"""

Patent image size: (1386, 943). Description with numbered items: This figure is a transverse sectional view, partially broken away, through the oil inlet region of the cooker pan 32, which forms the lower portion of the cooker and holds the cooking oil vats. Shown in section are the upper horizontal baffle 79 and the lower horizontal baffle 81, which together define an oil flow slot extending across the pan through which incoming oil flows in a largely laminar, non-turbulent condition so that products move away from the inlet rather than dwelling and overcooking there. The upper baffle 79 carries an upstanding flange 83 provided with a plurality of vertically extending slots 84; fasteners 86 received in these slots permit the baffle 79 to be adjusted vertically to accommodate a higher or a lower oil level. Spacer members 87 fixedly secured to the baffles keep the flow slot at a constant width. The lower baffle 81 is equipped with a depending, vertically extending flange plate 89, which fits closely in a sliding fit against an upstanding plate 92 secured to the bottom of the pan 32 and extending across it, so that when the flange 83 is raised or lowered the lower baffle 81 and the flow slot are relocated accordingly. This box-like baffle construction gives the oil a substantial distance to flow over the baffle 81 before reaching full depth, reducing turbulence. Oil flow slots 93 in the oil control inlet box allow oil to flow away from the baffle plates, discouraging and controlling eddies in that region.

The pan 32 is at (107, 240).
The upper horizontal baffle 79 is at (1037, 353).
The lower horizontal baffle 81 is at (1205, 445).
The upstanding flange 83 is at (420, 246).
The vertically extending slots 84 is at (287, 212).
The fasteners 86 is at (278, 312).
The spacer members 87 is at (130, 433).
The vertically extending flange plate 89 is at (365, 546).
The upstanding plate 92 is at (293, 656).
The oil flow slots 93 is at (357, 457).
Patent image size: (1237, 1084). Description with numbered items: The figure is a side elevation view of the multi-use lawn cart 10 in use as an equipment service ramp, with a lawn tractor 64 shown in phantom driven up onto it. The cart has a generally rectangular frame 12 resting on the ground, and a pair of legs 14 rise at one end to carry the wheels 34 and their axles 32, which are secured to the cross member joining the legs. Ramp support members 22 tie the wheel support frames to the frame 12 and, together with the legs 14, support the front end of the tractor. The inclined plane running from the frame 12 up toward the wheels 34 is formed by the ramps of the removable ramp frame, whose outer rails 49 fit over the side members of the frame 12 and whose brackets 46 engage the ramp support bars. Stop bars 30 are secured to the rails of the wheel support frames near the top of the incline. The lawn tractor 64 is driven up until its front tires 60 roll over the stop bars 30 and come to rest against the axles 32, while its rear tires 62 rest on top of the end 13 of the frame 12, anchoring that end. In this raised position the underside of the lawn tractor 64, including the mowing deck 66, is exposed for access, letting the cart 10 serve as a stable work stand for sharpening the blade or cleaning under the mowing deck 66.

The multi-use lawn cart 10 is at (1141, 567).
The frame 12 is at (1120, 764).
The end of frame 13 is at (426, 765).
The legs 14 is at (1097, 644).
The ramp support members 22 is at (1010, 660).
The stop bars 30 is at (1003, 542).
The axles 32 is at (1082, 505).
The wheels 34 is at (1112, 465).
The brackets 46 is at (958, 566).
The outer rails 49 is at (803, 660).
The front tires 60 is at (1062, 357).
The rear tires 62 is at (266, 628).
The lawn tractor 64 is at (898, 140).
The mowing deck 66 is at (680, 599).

"""

* WORK REQUIRED *
Rewrite the rows above with "maintenance ramp" in place of "equipment service ramp", changing nothing else.

* ANSWER TO THE TASK *
Patent image size: (1386, 943). Description with numbered items: This figure is a transverse sectional view, partially broken away, through the oil inlet region of the cooker pan 32, which forms the lower portion of the cooker and holds the cooking oil vats. Shown in section are the upper horizontal baffle 79 and the lower horizontal baffle 81, which together define an oil flow slot extending across the pan through which incoming oil flows in a largely laminar, non-turbulent condition so that products move away from the inlet rather than dwelling and overcooking there. The upper baffle 79 carries an upstanding flange 83 provided with a plurality of vertically extending slots 84; fasteners 86 received in these slots permit the baffle 79 to be adjusted vertically to accommodate a higher or a lower oil level. Spacer members 87 fixedly secured to the baffles keep the flow slot at a constant width. The lower baffle 81 is equipped with a depending, vertically extending flange plate 89, which fits closely in a sliding fit against an upstanding plate 92 secured to the bottom of the pan 32 and extending across it, so that when the flange 83 is raised or lowered the lower baffle 81 and the flow slot are relocated accordingly. This box-like baffle construction gives the oil a substantial distance to flow over the baffle 81 before reaching full depth, reducing turbulence. Oil flow slots 93 in the oil control inlet box allow oil to flow away from the baffle plates, discouraging and controlling eddies in that region.

The pan 32 is at (107, 240).
The upper horizontal baffle 79 is at (1037, 353).
The lower horizontal baffle 81 is at (1205, 445).
The upstanding flange 83 is at (420, 246).
The vertically extending slots 84 is at (287, 212).
The fasteners 86 is at (278, 312).
The spacer members 87 is at (130, 433).
The vertically extending flange plate 89 is at (365, 546).
The upstanding plate 92 is at (293, 656).
The oil flow slots 93 is at (357, 457).
Patent image size: (1237, 1084). Description with numbered items: The figure is a side elevation view of the multi-use lawn cart 10 in use as an maintenance ramp, with a lawn tractor 64 shown in phantom driven up onto it. The cart has a generally rectangular frame 12 resting on the ground, and a pair of legs 14 rise at one end to carry the wheels 34 and their axles 32, which are secured to the cross member joining the legs. Ramp support members 22 tie the wheel support frames to the frame 12 and, together with the legs 14, support the front end of the tractor. The inclined plane running from the frame 12 up toward the wheels 34 is formed by the ramps of the removable ramp frame, whose outer rails 49 fit over the side members of the frame 12 and whose brackets 46 engage the ramp support bars. Stop bars 30 are secured to the rails of the wheel support frames near the top of the incline. The lawn tractor 64 is driven up until its front tires 60 roll over the stop bars 30 and come to rest against the axles 32, while its rear tires 62 rest on top of the end 13 of the frame 12, anchoring that end. In this raised position the underside of the lawn tractor 64, including the mowing deck 66, is exposed for access, letting the cart 10 serve as a stable work stand for sharpening the blade or cleaning under the mowing deck 66.

The multi-use lawn cart 10 is at (1141, 567).
The frame 12 is at (1120, 764).
The end of frame 13 is at (426, 765).
The legs 14 is at (1097, 644).
The ramp support members 22 is at (1010, 660).
The stop bars 30 is at (1003, 542).
The axles 32 is at (1082, 505).
The wheels 34 is at (1112, 465).
The brackets 46 is at (958, 566).
The outer rails 49 is at (803, 660).
The front tires 60 is at (1062, 357).
The rear tires 62 is at (266, 628).
The lawn tractor 64 is at (898, 140).
The mowing deck 66 is at (680, 599).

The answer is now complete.